Problem: Check every line below for the word "Ingresar" and copy each one that has it.

(Stored data)
▶

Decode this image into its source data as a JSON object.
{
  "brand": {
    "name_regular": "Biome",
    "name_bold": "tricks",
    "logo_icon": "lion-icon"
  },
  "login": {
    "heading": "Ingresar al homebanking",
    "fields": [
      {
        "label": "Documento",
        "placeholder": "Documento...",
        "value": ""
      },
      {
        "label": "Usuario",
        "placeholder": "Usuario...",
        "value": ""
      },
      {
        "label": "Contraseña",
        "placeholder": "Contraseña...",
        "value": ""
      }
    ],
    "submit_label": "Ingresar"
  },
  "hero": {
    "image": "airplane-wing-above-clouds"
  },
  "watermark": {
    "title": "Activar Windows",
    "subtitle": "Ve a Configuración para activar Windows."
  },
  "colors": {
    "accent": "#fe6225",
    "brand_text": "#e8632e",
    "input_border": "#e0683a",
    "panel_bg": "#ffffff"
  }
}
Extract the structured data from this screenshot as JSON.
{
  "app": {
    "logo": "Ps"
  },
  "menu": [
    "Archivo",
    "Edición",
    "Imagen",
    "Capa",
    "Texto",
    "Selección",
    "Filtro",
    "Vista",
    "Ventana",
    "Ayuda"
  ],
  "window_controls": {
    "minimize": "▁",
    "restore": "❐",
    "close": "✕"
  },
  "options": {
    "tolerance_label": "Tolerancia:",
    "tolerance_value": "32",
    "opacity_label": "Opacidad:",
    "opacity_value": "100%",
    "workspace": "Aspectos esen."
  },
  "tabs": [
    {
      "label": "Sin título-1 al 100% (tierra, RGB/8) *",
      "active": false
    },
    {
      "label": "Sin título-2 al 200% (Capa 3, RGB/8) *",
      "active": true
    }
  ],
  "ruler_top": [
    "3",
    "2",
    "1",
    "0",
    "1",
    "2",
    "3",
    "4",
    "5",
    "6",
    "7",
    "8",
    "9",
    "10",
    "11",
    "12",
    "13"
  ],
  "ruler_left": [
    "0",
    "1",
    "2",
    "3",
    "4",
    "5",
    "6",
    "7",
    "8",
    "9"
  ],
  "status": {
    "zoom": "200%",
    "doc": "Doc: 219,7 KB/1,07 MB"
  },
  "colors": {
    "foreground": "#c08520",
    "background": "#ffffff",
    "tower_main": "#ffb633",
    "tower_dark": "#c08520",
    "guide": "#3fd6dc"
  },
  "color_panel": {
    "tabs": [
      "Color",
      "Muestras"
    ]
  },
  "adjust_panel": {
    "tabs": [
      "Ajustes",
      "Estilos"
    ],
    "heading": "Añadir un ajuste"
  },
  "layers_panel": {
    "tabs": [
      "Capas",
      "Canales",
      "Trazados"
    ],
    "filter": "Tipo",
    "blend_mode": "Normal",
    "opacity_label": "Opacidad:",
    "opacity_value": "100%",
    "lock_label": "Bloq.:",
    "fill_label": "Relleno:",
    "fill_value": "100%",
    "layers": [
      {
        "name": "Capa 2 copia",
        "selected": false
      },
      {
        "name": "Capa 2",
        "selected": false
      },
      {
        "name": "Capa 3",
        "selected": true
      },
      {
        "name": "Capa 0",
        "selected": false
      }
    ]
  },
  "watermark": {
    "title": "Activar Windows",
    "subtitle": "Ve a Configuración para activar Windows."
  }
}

◀

Final result:
    "heading": "Ingresar al homebanking",
    "submit_label": "Ingresar"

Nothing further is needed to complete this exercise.